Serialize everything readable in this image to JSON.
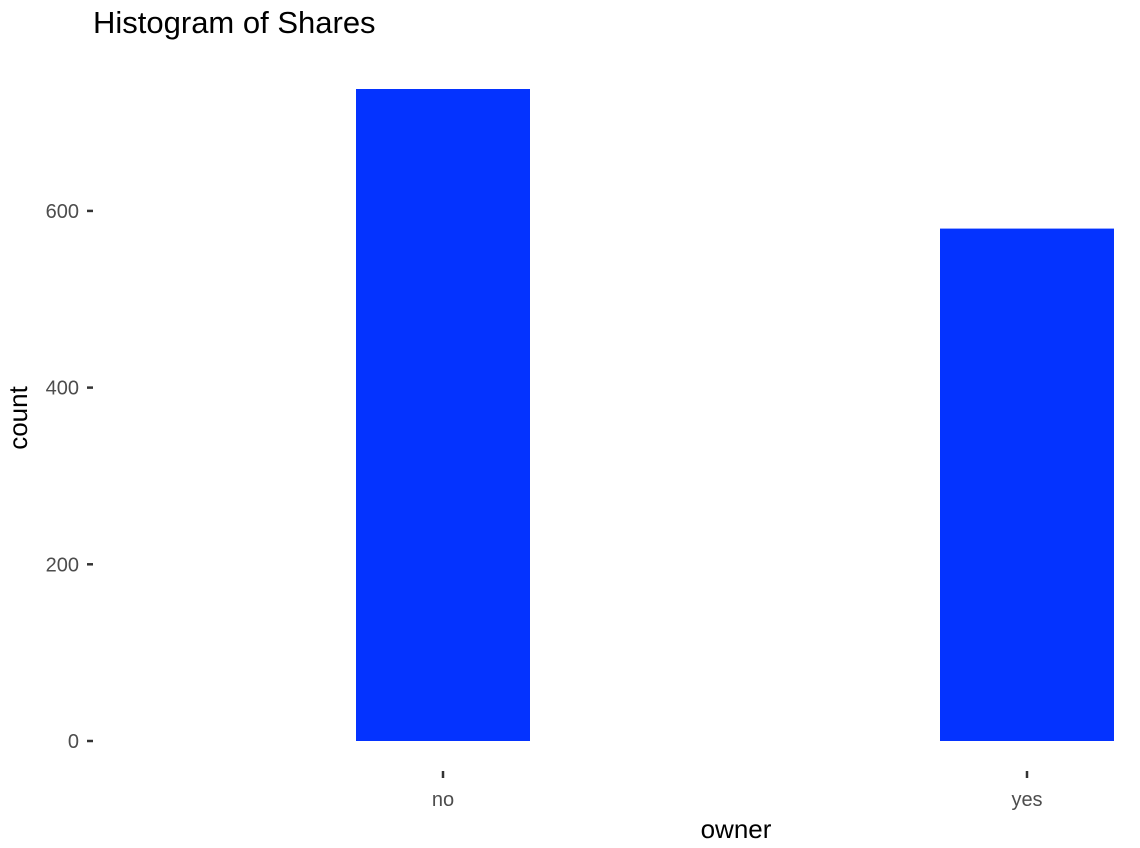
{
  "chart_data": {
    "type": "bar",
    "title": "Histogram of Shares",
    "xlabel": "owner",
    "ylabel": "count",
    "categories": [
      "no",
      "yes"
    ],
    "values": [
      738,
      580
    ],
    "ylim": [
      0,
      738
    ],
    "yticks": [
      0,
      200,
      400,
      600
    ],
    "grid": false,
    "bar_color": "#0433FF"
  }
}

● Problem statement: Pictures in the data above should not be copied; transcribe everything else exactly.

● Answer to this exercise:
Serialize everything readable in this image to JSON.
{
  "chart_data": {
    "type": "bar",
    "title": "Histogram of Shares",
    "xlabel": "owner",
    "ylabel": "count",
    "categories": [
      "no",
      "yes"
    ],
    "values": [
      738,
      580
    ],
    "ylim": [
      0,
      738
    ],
    "yticks": [
      0,
      200,
      400,
      600
    ],
    "grid": false,
    "bar_color": "#0433FF"
  }
}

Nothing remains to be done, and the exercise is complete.